> **What you will do**
From the line containing "Read out every word on this page." to the end of the data, retype every line exactly and nothing else. Drop the pictures.

> **Provided records**
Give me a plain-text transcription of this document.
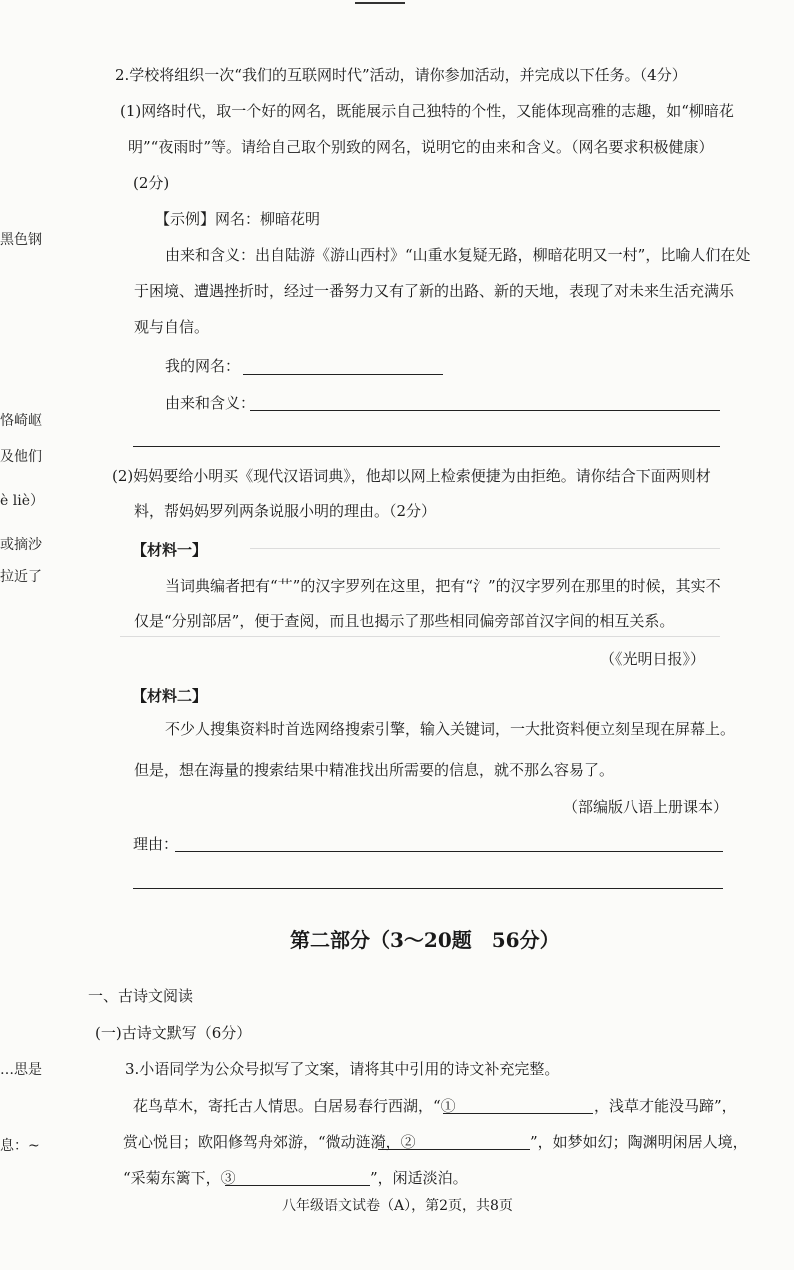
黑色钢
恪崎岖
及他们
è liè）
或摘沙
拉近了
…思是
息：~
2.学校将组织一次“我们的互联网时代”活动，请你参加活动，并完成以下任务。（4分）
(1)网络时代，取一个好的网名，既能展示自己独特的个性，又能体现高雅的志趣，如“柳暗花
明”“夜雨时”等。请给自己取个别致的网名，说明它的由来和含义。（网名要求积极健康）
(2分)
【示例】网名：柳暗花明
由来和含义：出自陆游《游山西村》“山重水复疑无路，柳暗花明又一村”，比喻人们在处
于困境、遭遇挫折时，经过一番努力又有了新的出路、新的天地，表现了对未来生活充满乐
观与自信。
我的网名：
由来和含义：
(2)妈妈要给小明买《现代汉语词典》，他却以网上检索便捷为由拒绝。请你结合下面两则材
料，帮妈妈罗列两条说服小明的理由。（2分）
【材料一】
当词典编者把有“艹”的汉字罗列在这里，把有“氵”的汉字罗列在那里的时候，其实不
仅是“分别部居”，便于查阅，而且也揭示了那些相同偏旁部首汉字间的相互关系。
（《光明日报》）
【材料二】
不少人搜集资料时首选网络搜索引擎，输入关键词，一大批资料便立刻呈现在屏幕上。
但是，想在海量的搜索结果中精准找出所需要的信息，就不那么容易了。
（部编版八语上册课本）
理由：
第二部分（3～20题　56分）
一、古诗文阅读
(一)古诗文默写（6分）
3.小语同学为公众号拟写了文案，请将其中引用的诗文补充完整。
花鸟草木，寄托古人情思。白居易春行西湖，“①	，浅草才能没马蹄”，
赏心悦目；欧阳修驾舟郊游，“微动涟漪，②	”，如梦如幻；陶渊明闲居人境，
“采菊东篱下，③	”，闲适淡泊。
八年级语文试卷（A），第2页，共8页
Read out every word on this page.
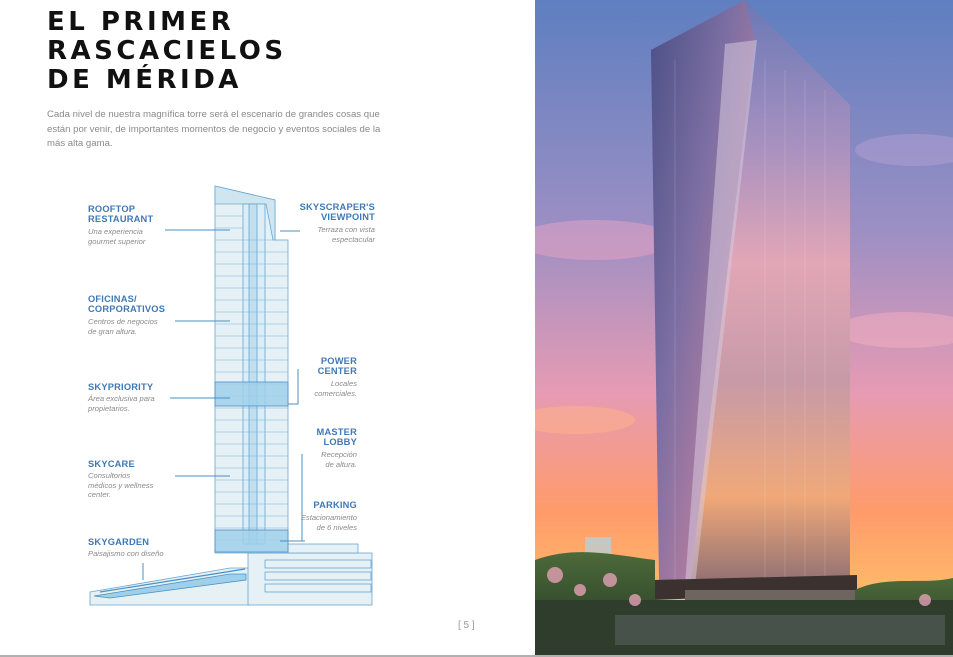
EL PRIMER
RASCACIELOS
DE MÉRIDA

Cada nivel de nuestra magnífica torre será el escenario de grandes cosas que están por venir, de importantes momentos de negocio y eventos sociales de la más alta gama.

ROOFTOP
RESTAURANT
Una experiencia
gourmet superior
SKYSCRAPER'S
VIEWPOINT
Terraza con vista
espectacular
OFICINAS/
CORPORATIVOS
Centros de negocios
de gran altura.
POWER
CENTER
Locales
comerciales.
SKYPRIORITY
Área exclusiva para
propietarios.
MASTER
LOBBY
Recepción
de altura.
SKYCARE
Consultorios
médicos y wellness
center.
PARKING
Estacionamiento
de 6 niveles
SKYGARDEN
Paisajismo con diseño
[ 5 ]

> **Result**
Read out every word on this page.
EL PRIMER
RASCACIELOS
DE MÉRIDA

Cada nivel de nuestra magnífica torre será el escenario de grandes cosas que están por venir, de importantes momentos de negocio y eventos sociales de la más alta gama.

ROOFTOP
RESTAURANT
Una experiencia
gourmet superior
SKYSCRAPER'S
VIEWPOINT
Terraza con vista
espectacular
OFICINAS/
CORPORATIVOS
Centros de negocios
de gran altura.
POWER
CENTER
Locales
comerciales.
SKYPRIORITY
Área exclusiva para
propietarios.
MASTER
LOBBY
Recepción
de altura.
SKYCARE
Consultorios
médicos y wellness
center.
PARKING
Estacionamiento
de 6 niveles
SKYGARDEN
Paisajismo con diseño
[ 5 ]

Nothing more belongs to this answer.